#### WHAT TO WORK ON:
Repeat the full listing below verbatim and keep the images out.

[Start ENTRIES]

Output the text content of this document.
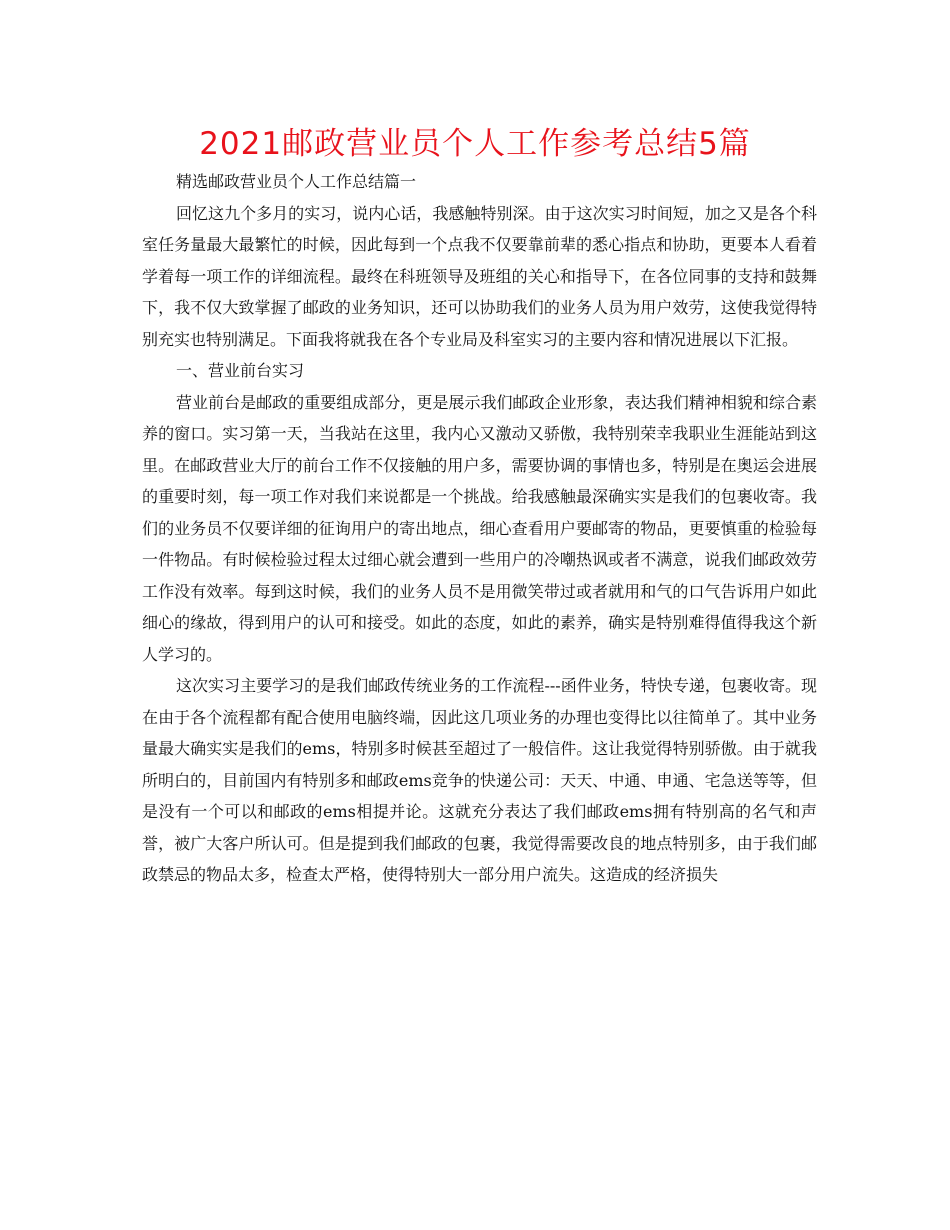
2021邮政营业员个人工作参考总结5篇

精选邮政营业员个人工作总结篇一

回忆这九个多月的实习，说内心话，我感触特别深。由于这次实习时间短，加之又是各个科室任务量最大最繁忙的时候，因此每到一个点我不仅要靠前辈的悉心指点和协助，更要本人看着学着每一项工作的详细流程。最终在科班领导及班组的关心和指导下，在各位同事的支持和鼓舞下，我不仅大致掌握了邮政的业务知识，还可以协助我们的业务人员为用户效劳，这使我觉得特别充实也特别满足。下面我将就我在各个专业局及科室实习的主要内容和情况进展以下汇报。

一、营业前台实习

营业前台是邮政的重要组成部分，更是展示我们邮政企业形象，表达我们精神相貌和综合素养的窗口。实习第一天，当我站在这里，我内心又激动又骄傲，我特别荣幸我职业生涯能站到这里。在邮政营业大厅的前台工作不仅接触的用户多，需要协调的事情也多，特别是在奥运会进展的重要时刻，每一项工作对我们来说都是一个挑战。给我感触最深确实实是我们的包裹收寄。我们的业务员不仅要详细的征询用户的寄出地点，细心查看用户要邮寄的物品，更要慎重的检验每一件物品。有时候检验过程太过细心就会遭到一些用户的冷嘲热讽或者不满意，说我们邮政效劳工作没有效率。每到这时候，我们的业务人员不是用微笑带过或者就用和气的口气告诉用户如此细心的缘故，得到用户的认可和接受。如此的态度，如此的素养，确实是特别难得值得我这个新人学习的。

这次实习主要学习的是我们邮政传统业务的工作流程---函件业务，特快专递，包裹收寄。现在由于各个流程都有配合使用电脑终端，因此这几项业务的办理也变得比以往简单了。其中业务量最大确实实是我们的ems，特别多时候甚至超过了一般信件。这让我觉得特别骄傲。由于就我所明白的，目前国内有特别多和邮政ems竞争的快递公司：天天、中通、申通、宅急送等等，但是没有一个可以和邮政的ems相提并论。这就充分表达了我们邮政ems拥有特别高的名气和声誉，被广大客户所认可。但是提到我们邮政的包裹，我觉得需要改良的地点特别多，由于我们邮政禁忌的物品太多，检查太严格，使得特别大一部分用户流失。这造成的经济损失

[End ENTRIES]

#### ANSWER TO THE TASK:
Output the text content of this document.
2021邮政营业员个人工作参考总结5篇

精选邮政营业员个人工作总结篇一

回忆这九个多月的实习，说内心话，我感触特别深。由于这次实习时间短，加之又是各个科室任务量最大最繁忙的时候，因此每到一个点我不仅要靠前辈的悉心指点和协助，更要本人看着学着每一项工作的详细流程。最终在科班领导及班组的关心和指导下，在各位同事的支持和鼓舞下，我不仅大致掌握了邮政的业务知识，还可以协助我们的业务人员为用户效劳，这使我觉得特别充实也特别满足。下面我将就我在各个专业局及科室实习的主要内容和情况进展以下汇报。

一、营业前台实习

营业前台是邮政的重要组成部分，更是展示我们邮政企业形象，表达我们精神相貌和综合素养的窗口。实习第一天，当我站在这里，我内心又激动又骄傲，我特别荣幸我职业生涯能站到这里。在邮政营业大厅的前台工作不仅接触的用户多，需要协调的事情也多，特别是在奥运会进展的重要时刻，每一项工作对我们来说都是一个挑战。给我感触最深确实实是我们的包裹收寄。我们的业务员不仅要详细的征询用户的寄出地点，细心查看用户要邮寄的物品，更要慎重的检验每一件物品。有时候检验过程太过细心就会遭到一些用户的冷嘲热讽或者不满意，说我们邮政效劳工作没有效率。每到这时候，我们的业务人员不是用微笑带过或者就用和气的口气告诉用户如此细心的缘故，得到用户的认可和接受。如此的态度，如此的素养，确实是特别难得值得我这个新人学习的。

这次实习主要学习的是我们邮政传统业务的工作流程---函件业务，特快专递，包裹收寄。现在由于各个流程都有配合使用电脑终端，因此这几项业务的办理也变得比以往简单了。其中业务量最大确实实是我们的ems，特别多时候甚至超过了一般信件。这让我觉得特别骄傲。由于就我所明白的，目前国内有特别多和邮政ems竞争的快递公司：天天、中通、申通、宅急送等等，但是没有一个可以和邮政的ems相提并论。这就充分表达了我们邮政ems拥有特别高的名气和声誉，被广大客户所认可。但是提到我们邮政的包裹，我觉得需要改良的地点特别多，由于我们邮政禁忌的物品太多，检查太严格，使得特别大一部分用户流失。这造成的经济损失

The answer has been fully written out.